Set exercise
Check each line of the listing, and copy it if it contains the word "Development".

Task inputs
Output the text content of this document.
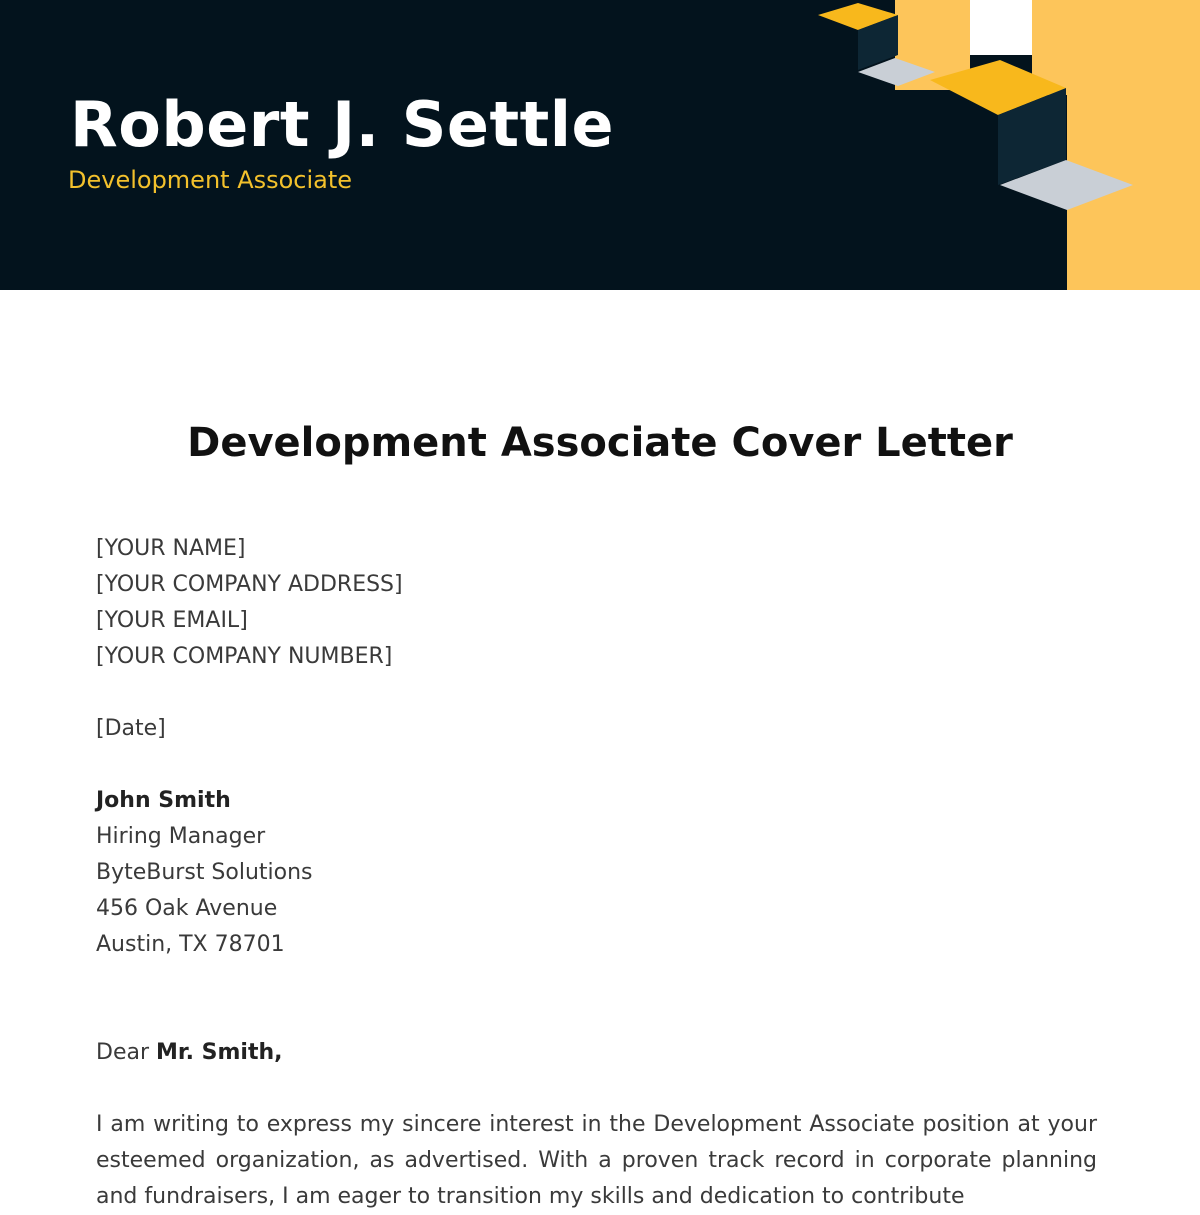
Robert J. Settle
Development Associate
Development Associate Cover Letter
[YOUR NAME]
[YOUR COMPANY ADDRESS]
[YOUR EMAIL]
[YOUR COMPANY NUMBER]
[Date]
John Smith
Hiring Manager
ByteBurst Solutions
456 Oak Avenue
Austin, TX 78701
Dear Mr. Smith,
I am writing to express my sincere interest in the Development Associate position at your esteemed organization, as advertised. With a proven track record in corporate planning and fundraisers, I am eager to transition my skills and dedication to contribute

Result of this exercise
Development Associate
Development Associate Cover Letter
I am writing to express my sincere interest in the Development Associate position at your esteemed organization, as advertised. With a proven track record in corporate planning and fundraisers, I am eager to transition my skills and dedication to contribute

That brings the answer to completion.